WHAT NEEDS TO BE DONE
Scan the lines below; pull out those with "screenshot".

[Start of DATA FOR THE TASK]

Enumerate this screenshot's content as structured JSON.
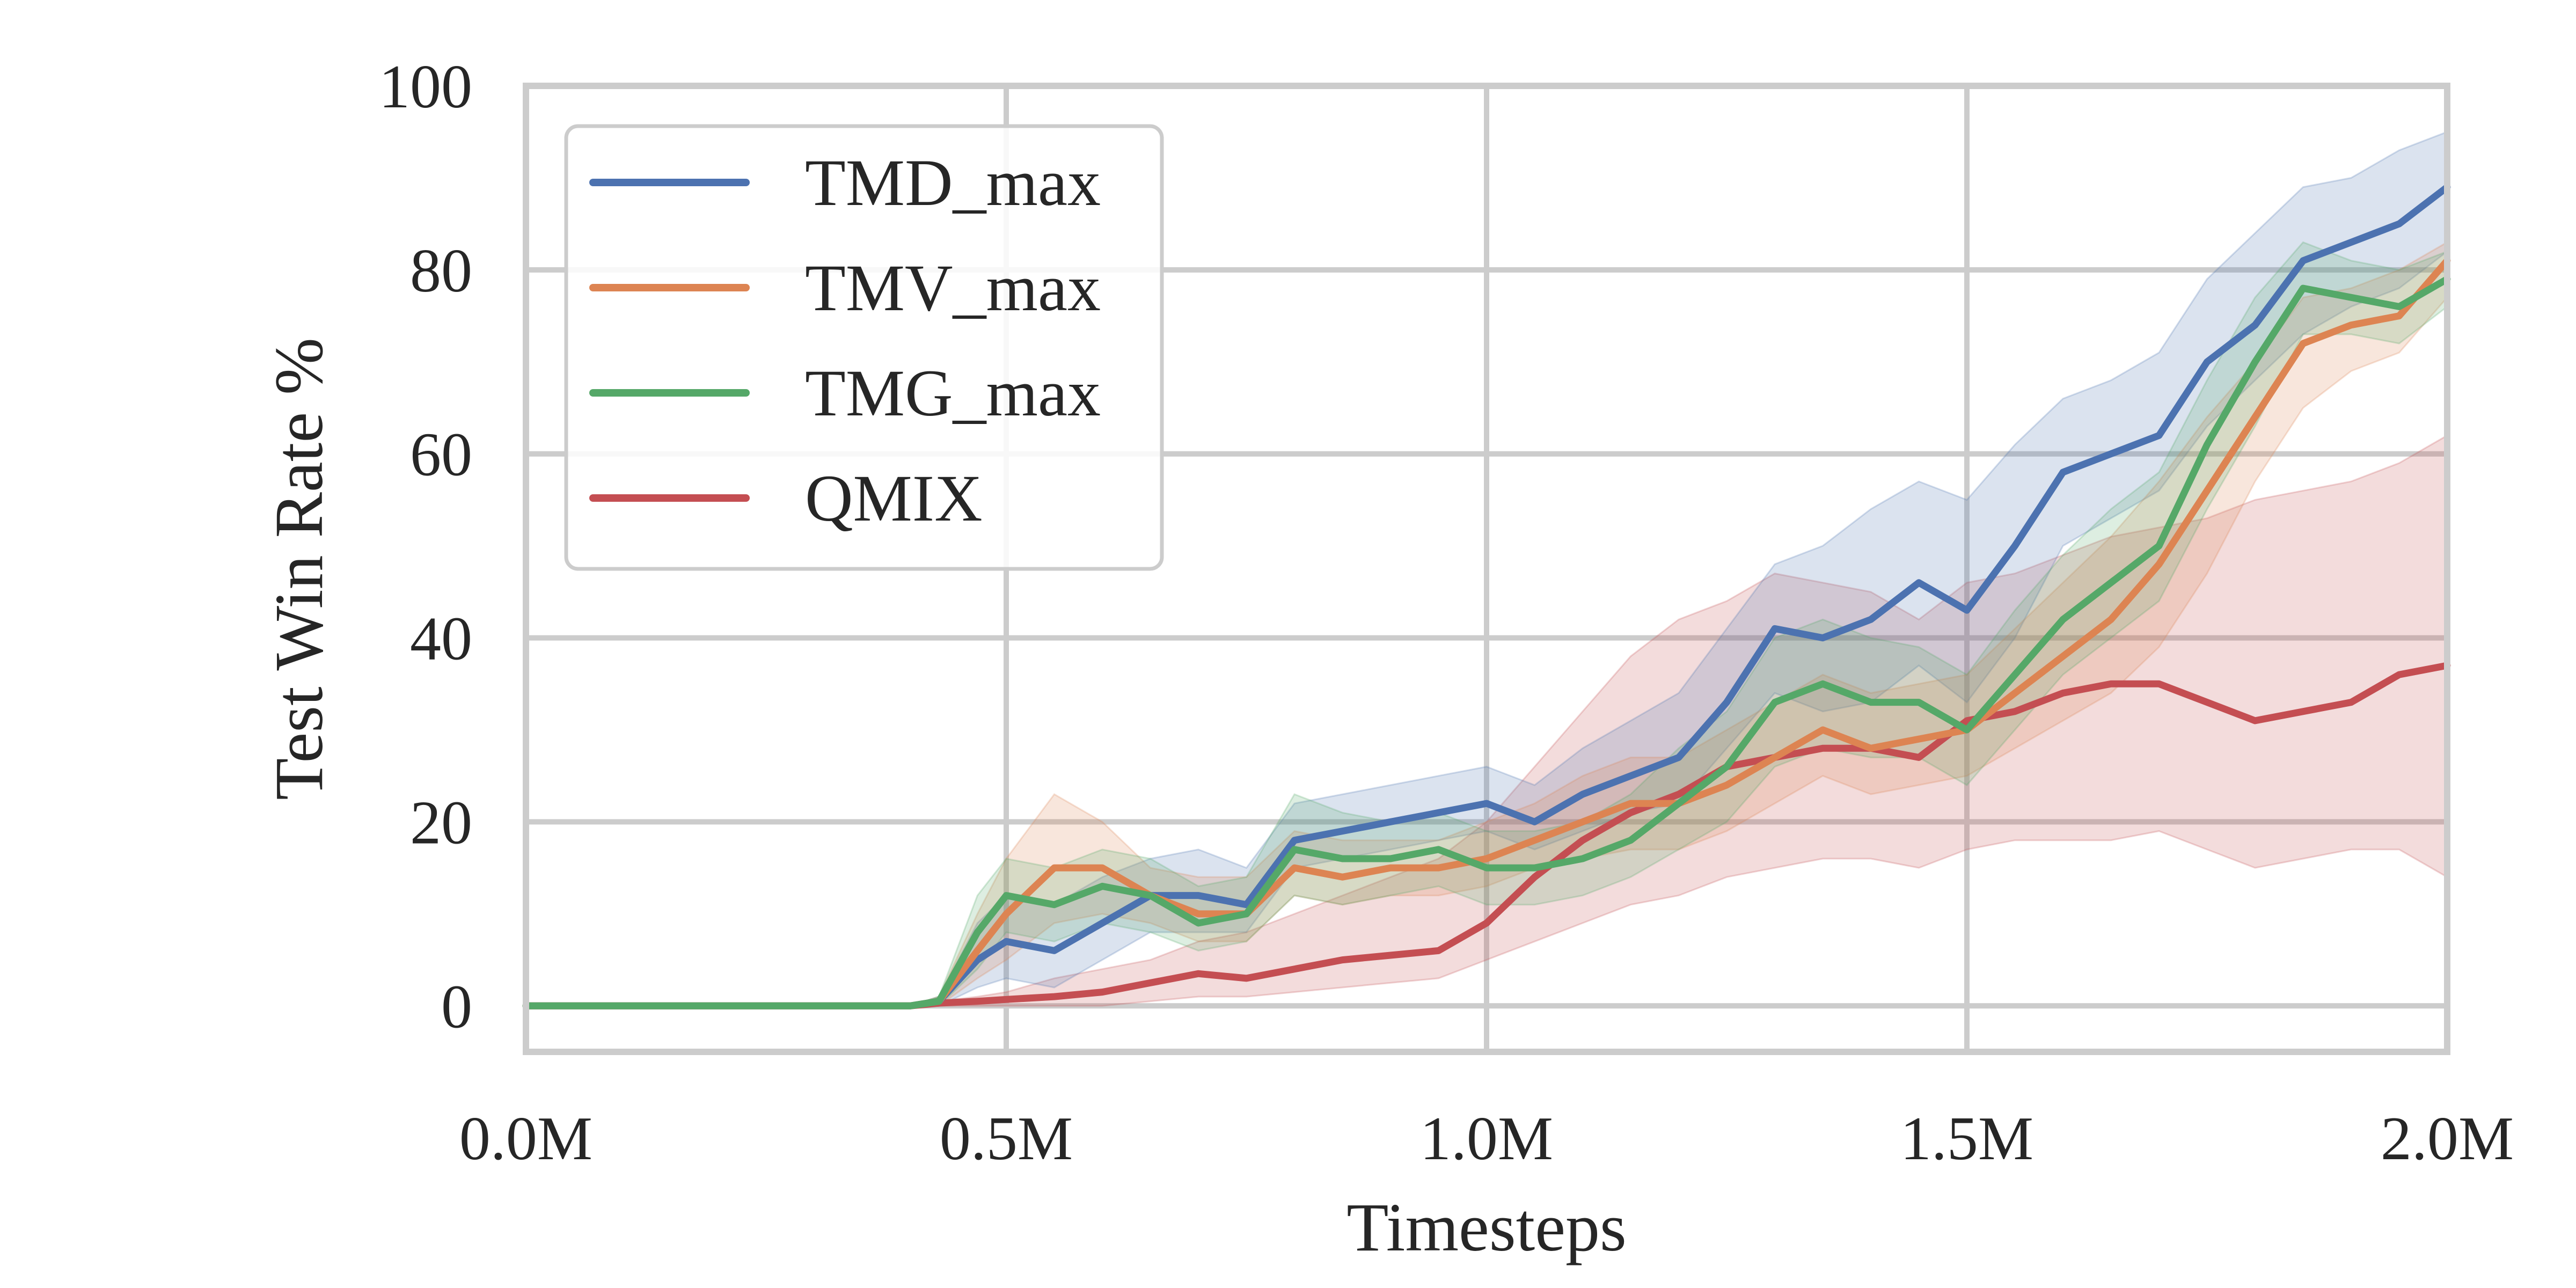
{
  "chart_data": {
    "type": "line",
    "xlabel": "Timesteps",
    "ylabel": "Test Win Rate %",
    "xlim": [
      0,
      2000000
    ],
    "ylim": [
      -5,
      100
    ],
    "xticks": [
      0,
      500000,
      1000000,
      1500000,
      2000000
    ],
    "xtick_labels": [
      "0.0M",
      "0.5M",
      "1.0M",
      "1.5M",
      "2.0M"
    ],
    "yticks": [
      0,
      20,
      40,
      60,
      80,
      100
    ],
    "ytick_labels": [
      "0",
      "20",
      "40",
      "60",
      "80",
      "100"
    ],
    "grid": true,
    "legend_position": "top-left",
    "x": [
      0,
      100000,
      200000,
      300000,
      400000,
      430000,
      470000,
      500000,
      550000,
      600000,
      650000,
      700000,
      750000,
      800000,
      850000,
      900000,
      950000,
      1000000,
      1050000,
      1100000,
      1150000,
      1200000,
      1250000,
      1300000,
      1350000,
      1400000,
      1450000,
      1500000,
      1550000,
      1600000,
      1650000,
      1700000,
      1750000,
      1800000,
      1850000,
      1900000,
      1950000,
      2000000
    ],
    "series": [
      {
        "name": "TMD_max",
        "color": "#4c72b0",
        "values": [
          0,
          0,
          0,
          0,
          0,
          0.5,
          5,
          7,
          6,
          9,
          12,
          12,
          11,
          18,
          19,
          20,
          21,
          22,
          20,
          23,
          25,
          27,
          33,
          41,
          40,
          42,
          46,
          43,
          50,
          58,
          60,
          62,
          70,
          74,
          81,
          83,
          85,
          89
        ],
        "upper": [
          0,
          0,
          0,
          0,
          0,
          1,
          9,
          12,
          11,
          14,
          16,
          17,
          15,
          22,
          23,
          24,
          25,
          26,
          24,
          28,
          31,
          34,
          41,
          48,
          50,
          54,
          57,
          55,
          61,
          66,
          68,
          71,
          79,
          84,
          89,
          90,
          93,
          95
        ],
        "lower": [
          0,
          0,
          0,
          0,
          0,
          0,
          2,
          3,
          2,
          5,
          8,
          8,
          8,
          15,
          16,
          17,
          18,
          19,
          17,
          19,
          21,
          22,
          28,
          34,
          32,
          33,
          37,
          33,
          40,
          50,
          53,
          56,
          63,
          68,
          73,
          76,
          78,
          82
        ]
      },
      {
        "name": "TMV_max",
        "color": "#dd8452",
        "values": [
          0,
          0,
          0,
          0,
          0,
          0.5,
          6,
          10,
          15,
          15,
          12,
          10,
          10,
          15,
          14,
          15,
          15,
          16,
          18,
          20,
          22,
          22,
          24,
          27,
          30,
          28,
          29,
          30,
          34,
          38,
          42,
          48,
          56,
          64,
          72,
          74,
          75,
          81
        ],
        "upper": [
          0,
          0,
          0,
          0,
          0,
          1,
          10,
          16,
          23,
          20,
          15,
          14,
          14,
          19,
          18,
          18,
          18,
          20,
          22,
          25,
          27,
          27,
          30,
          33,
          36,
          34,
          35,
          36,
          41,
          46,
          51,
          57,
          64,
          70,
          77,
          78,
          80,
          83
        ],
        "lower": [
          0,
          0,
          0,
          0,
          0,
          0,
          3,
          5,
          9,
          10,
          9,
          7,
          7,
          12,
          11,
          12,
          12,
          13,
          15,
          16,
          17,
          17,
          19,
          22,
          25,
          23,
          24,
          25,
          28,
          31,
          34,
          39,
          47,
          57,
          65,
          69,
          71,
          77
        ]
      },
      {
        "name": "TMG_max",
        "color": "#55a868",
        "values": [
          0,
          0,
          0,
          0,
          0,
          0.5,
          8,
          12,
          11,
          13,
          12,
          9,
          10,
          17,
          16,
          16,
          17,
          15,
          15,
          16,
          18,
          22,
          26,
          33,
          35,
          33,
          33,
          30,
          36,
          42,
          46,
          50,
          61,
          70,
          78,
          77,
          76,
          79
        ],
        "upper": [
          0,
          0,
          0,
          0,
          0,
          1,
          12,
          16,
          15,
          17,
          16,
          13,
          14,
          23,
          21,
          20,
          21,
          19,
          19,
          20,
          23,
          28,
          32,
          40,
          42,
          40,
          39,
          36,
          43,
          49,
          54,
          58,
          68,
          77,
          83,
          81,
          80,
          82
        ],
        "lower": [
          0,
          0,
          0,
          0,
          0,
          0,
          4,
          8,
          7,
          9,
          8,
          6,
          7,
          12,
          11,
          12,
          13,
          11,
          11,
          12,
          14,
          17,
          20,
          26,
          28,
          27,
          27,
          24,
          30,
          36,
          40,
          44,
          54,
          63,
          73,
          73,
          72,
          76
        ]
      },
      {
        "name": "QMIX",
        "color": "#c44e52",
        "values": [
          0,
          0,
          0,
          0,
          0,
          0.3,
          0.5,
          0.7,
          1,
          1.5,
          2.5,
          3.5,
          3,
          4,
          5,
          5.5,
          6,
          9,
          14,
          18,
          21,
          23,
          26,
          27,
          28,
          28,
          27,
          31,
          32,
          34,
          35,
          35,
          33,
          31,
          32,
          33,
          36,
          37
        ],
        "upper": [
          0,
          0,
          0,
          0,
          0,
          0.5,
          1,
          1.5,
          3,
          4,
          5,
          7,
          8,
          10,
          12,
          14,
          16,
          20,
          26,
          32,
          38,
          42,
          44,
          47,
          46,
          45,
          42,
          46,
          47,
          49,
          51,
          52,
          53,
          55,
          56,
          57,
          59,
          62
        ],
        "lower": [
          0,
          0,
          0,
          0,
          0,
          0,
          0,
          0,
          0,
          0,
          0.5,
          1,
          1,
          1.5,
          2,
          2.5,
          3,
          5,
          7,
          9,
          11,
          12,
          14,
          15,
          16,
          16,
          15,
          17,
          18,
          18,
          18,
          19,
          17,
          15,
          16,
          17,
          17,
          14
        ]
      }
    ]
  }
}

[End of DATA FOR THE TASK]
[Start of DATA FOR THE TASK]

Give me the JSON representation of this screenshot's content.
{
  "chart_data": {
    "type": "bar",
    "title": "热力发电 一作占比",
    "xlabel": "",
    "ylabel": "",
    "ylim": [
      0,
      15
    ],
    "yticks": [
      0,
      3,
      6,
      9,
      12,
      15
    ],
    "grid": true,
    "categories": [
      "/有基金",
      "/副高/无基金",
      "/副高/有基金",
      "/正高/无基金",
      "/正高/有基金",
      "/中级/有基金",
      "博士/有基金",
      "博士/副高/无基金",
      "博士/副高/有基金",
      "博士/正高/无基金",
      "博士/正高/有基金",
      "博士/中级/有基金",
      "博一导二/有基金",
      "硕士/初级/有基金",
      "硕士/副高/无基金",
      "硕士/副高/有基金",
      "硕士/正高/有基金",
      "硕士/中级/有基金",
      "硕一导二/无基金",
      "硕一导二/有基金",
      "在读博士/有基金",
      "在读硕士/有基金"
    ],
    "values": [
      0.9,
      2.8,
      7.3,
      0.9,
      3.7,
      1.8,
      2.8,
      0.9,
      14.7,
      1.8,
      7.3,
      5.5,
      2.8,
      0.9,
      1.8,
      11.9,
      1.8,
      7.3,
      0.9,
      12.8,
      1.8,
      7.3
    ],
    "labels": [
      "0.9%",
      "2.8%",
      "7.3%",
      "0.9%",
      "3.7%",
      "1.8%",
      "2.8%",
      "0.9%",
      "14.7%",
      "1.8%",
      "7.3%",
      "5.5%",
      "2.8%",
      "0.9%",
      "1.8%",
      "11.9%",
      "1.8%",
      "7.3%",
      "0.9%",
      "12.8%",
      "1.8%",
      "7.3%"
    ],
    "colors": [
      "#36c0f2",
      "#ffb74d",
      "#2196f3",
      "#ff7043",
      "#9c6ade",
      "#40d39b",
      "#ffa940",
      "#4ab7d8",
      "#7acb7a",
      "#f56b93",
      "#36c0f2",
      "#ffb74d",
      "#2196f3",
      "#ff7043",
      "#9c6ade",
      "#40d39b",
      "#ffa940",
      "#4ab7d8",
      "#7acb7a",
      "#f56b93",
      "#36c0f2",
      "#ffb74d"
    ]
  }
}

[End of DATA FOR THE TASK]

TASK SOLUTION
Enumerate this screenshot's content as structured JSON.
Give me the JSON representation of this screenshot's content.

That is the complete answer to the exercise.